→ Supplied material

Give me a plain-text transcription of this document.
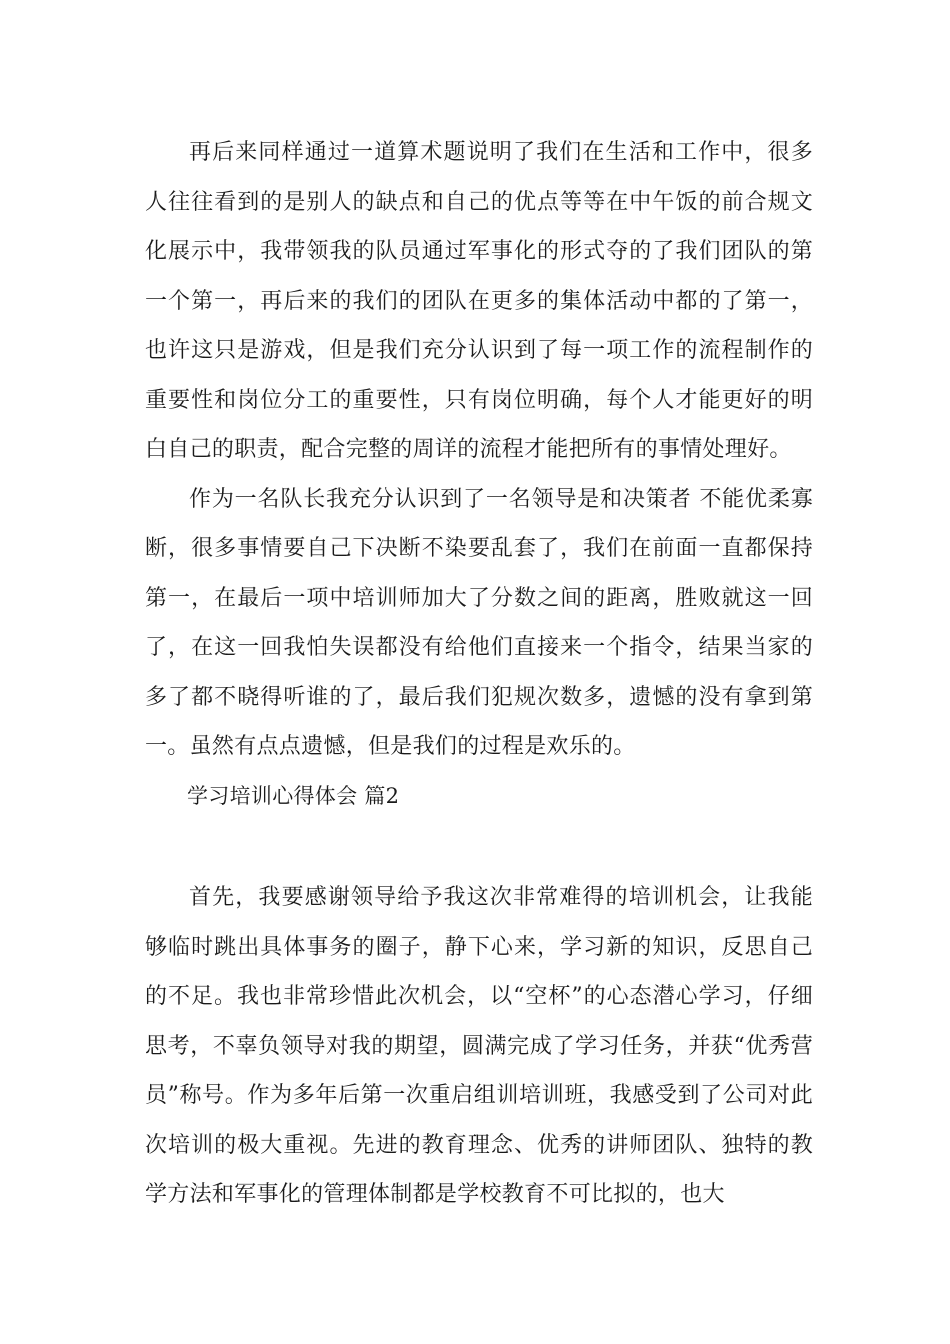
再后来同样通过一道算术题说明了我们在生活和工作中，很多人往往看到的是别人的缺点和自己的优点等等在中午饭的前合规文化展示中，我带领我的队员通过军事化的形式夺的了我们团队的第一个第一，再后来的我们的团队在更多的集体活动中都的了第一，也许这只是游戏，但是我们充分认识到了每一项工作的流程制作的重要性和岗位分工的重要性，只有岗位明确，每个人才能更好的明白自己的职责，配合完整的周详的流程才能把所有的事情处理好。

作为一名队长我充分认识到了一名领导是和决策者 不能优柔寡断，很多事情要自己下决断不染要乱套了，我们在前面一直都保持第一，在最后一项中培训师加大了分数之间的距离，胜败就这一回了，在这一回我怕失误都没有给他们直接来一个指令，结果当家的多了都不晓得听谁的了，最后我们犯规次数多，遗憾的没有拿到第一。虽然有点点遗憾，但是我们的过程是欢乐的。

学习培训心得体会 篇2

首先，我要感谢领导给予我这次非常难得的培训机会，让我能够临时跳出具体事务的圈子，静下心来，学习新的知识，反思自己的不足。我也非常珍惜此次机会，以“空杯”的心态潜心学习，仔细思考，不辜负领导对我的期望，圆满完成了学习任务，并获“优秀营员”称号。作为多年后第一次重启组训培训班，我感受到了公司对此次培训的极大重视。先进的教育理念、优秀的讲师团队、独特的教学方法和军事化的管理体制都是学校教育不可比拟的，也大
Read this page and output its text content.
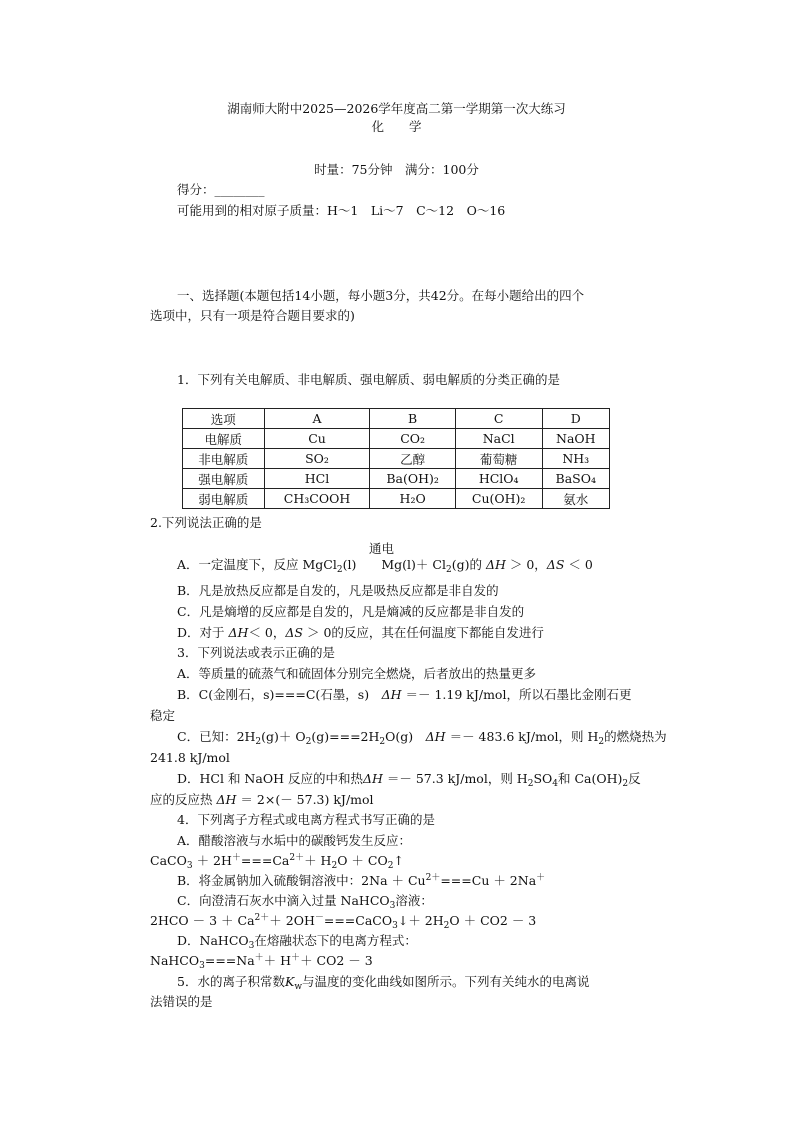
湖南师大附中2025—2026学年度高二第一学期第一次大练习
化　　学
时量：75分钟　满分：100分
得分：________
可能用到的相对原子质量：H～1　Li～7　C～12　O～16
一、选择题(本题包括14小题，每小题3分，共42分。在每小题给出的四个
选项中，只有一项是符合题目要求的)
1．下列有关电解质、非电解质、强电解质、弱电解质的分类正确的是
选项	A	B	C	D
电解质	Cu	CO₂	NaCl	NaOH
非电解质	SO₂	乙醇	葡萄糖	NH₃
强电解质	HCl	Ba(OH)₂	HClO₄	BaSO₄
弱电解质	CH₃COOH	H₂O	Cu(OH)₂	氨水
2.下列说法正确的是
通电
A．一定温度下，反应 MgCl$_2$(l)　　$Mg(l)+ Cl_2(g)$的 ΔH ＞ 0，ΔS ＜ 0
B．凡是放热反应都是自发的，凡是吸热反应都是非自发的
C．凡是熵增的反应都是自发的，凡是熵减的反应都是非自发的
D．对于 ΔH＜ 0，ΔS ＞ 0的反应，其在任何温度下都能自发进行
3．下列说法或表示正确的是
A．等质量的硫蒸气和硫固体分别完全燃烧，后者放出的热量更多
B．C(金刚石，s)===C(石墨，s)　ΔH ＝－ 1.19 kJ/mol，所以石墨比金刚石更
稳定
C．已知：$2H_2(g)+ O_2(g)===2H_2O(g)$　ΔH ＝－ 483.6 kJ/mol，则 $H_2$的燃烧热为
241.8 kJ/mol
D．HCl 和 NaOH 反应的中和热ΔH ＝－ 57.3 kJ/mol，则 $H_2SO_4$和 $Ca(OH)_2$反
应的反应热 ΔH ＝ 2×(－ 57.3) kJ/mol
4．下列离子方程式或电离方程式书写正确的是
A．醋酸溶液与水垢中的碳酸钙发生反应：
CaCO$_3$ ＋ $2H^+===Ca^{2+}+ H_2O$ ＋ $CO_2↑$
B．将金属钠加入硫酸铜溶液中：$2Na + Cu^{2+}===Cu + 2Na^+$
C．向澄清石灰水中滴入过量 NaHCO$_3$溶液：
$2HCO - 3 + Ca^{2+}+$ 2OH－===CaCO$_3$↓＋ $2H_2O + CO2 - 3$
D．NaHCO$_3$在熔融状态下的电离方程式：
NaHCO$_3$===Na＋＋ H＋＋ CO2 － 3
5．水的离子积常数$K_w$与温度的变化曲线如图所示。下列有关纯水的电离说
法错误的是
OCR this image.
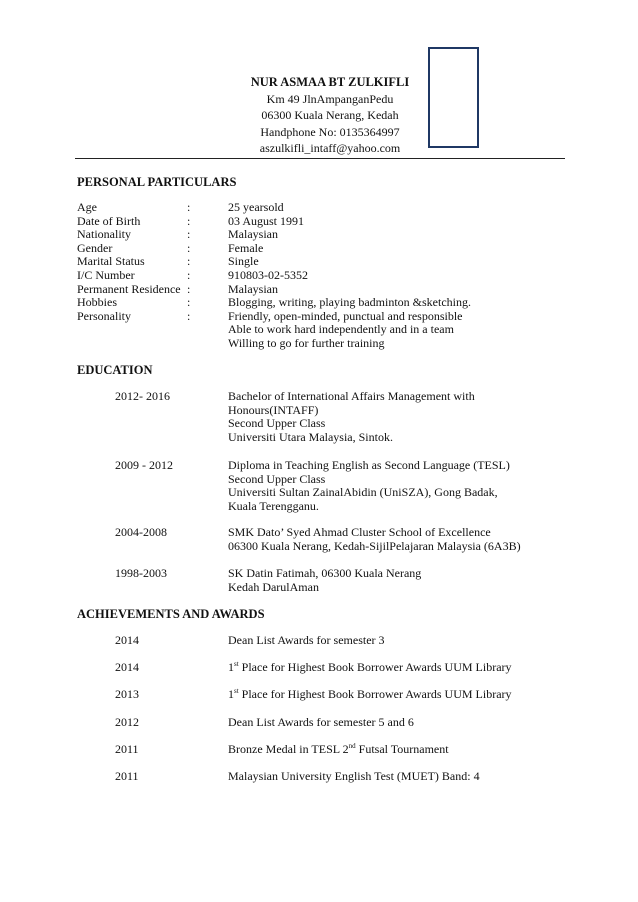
NUR ASMAA BT ZULKIFLI
Km 49 JlnAmpanganPedu
06300 Kuala Nerang, Kedah
Handphone No: 0135364997
aszulkifli_intaff@yahoo.com
PERSONAL PARTICULARS
Age	:	25 yearsold
Date of Birth	:	03 August 1991
Nationality	:	Malaysian
Gender	:	Female
Marital Status	:	Single
I/C Number	:	910803-02-5352
Permanent Residence :	Malaysian
Hobbies	:	Blogging, writing, playing badminton &sketching.
Personality	:	Friendly, open-minded, punctual and responsible
Able to work hard independently and in a team
Willing to go for further training
EDUCATION
2012- 2016	Bachelor of International Affairs Management with
Honours(INTAFF)
Second Upper Class
Universiti Utara Malaysia, Sintok.
2009 - 2012	Diploma in Teaching English as Second Language (TESL)
Second Upper Class
Universiti Sultan ZainalAbidin (UniSZA), Gong Badak,
Kuala Terengganu.
2004-2008	SMK Dato’ Syed Ahmad Cluster School of Excellence
06300 Kuala Nerang, Kedah-SijilPelajaran Malaysia (6A3B)
1998-2003	SK Datin Fatimah, 06300 Kuala Nerang
Kedah DarulAman
ACHIEVEMENTS AND AWARDS
2014	Dean List Awards for semester 3
2014	1st Place for Highest Book Borrower Awards UUM Library
2013	1st Place for Highest Book Borrower Awards UUM Library
2012	Dean List Awards for semester 5 and 6
2011	Bronze Medal in TESL 2nd Futsal Tournament
2011	Malaysian University English Test (MUET) Band: 4
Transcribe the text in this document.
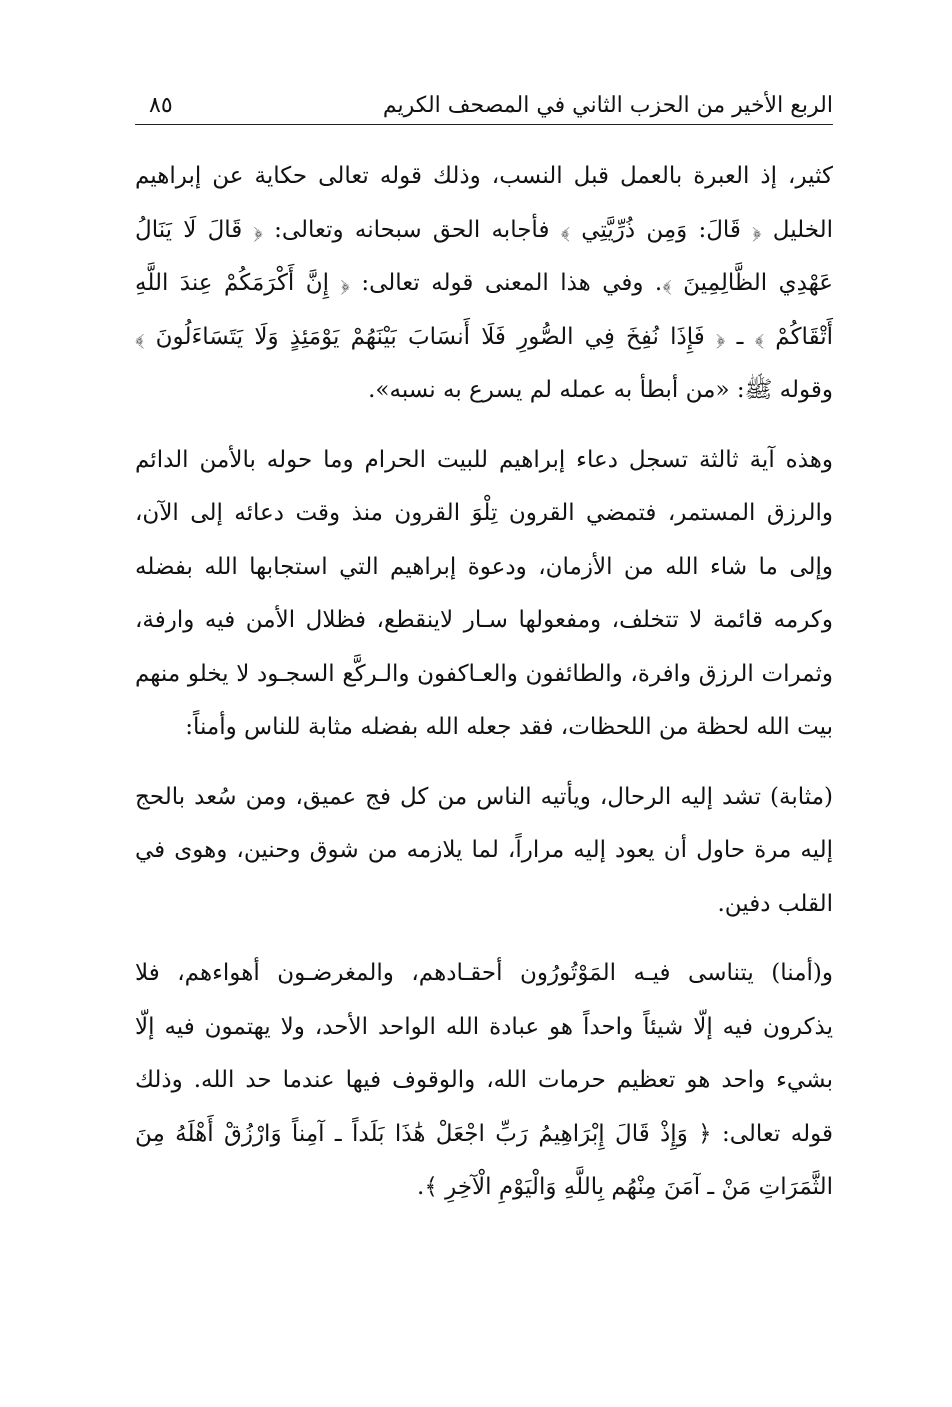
الربع الأخير من الحزب الثاني في المصحف الكريم
٨٥

كثير، إذ العبرة بالعمل قبل النسب، وذلك قوله تعالى حكاية عن إبراهيم الخليل ﴿ قَالَ: وَمِن ذُرِّيَّتِي ﴾ فأجابه الحق سبحانه وتعالى: ﴿ قَالَ لَا يَنَالُ عَهْدِي الظَّالِمِينَ ﴾. وفي هذا المعنى قوله تعالى: ﴿ إِنَّ أَكْرَمَكُمْ عِندَ اللَّهِ أَتْقَاكُمْ ﴾ ـ ﴿ فَإِذَا نُفِخَ فِي الصُّورِ فَلَا أَنسَابَ بَيْنَهُمْ يَوْمَئِذٍ وَلَا يَتَسَاءَلُونَ ﴾ وقوله ﷺ: «من أبطأ به عمله لم يسرع به نسبه».

وهذه آية ثالثة تسجل دعاء إبراهيم للبيت الحرام وما حوله بالأمن الدائم والرزق المستمر، فتمضي القرون تِلْوَ القرون منذ وقت دعائه إلى الآن، وإلى ما شاء الله من الأزمان، ودعوة إبراهيم التي استجابها الله بفضله وكرمه قائمة لا تتخلف، ومفعولها سـار لاينقطع، فظلال الأمن فيه وارفة، وثمرات الرزق وافرة، والطائفون والعـاكفون والـركَّع السجـود لا يخلو منهم بيت الله لحظة من اللحظات، فقد جعله الله بفضله مثابة للناس وأمناً:

(مثابة) تشد إليه الرحال، ويأتيه الناس من كل فج عميق، ومن سُعد بالحج إليه مرة حاول أن يعود إليه مراراً، لما يلازمه من شوق وحنين، وهوى في القلب دفين.

و(أمنا) يتناسى فيـه المَوْتُورُون أحقـادهم، والمغرضـون أهواءهم، فلا يذكرون فيه إلّا شيئاً واحداً هو عبادة الله الواحد الأحد، ولا يهتمون فيه إلّا بشيء واحد هو تعظيم حرمات الله، والوقوف فيها عندما حد الله. وذلك قوله تعالى: ﴿ وَإِذْ قَالَ إِبْرَاهِيمُ رَبِّ اجْعَلْ هَٰذَا بَلَداً ـ آمِناً وَارْزُقْ أَهْلَهُ مِنَ الثَّمَرَاتِ مَنْ ـ آمَنَ مِنْهُم بِاللَّهِ وَالْيَوْمِ الْآخِرِ ﴾.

→ What is needed
Filter the listing for the word "this" and copy every line that holds it.

→ Expected answer
Give me a plain-text transcription of this document.
Read this page and output its text content.
OCR this image.
Transcribe the text in this document.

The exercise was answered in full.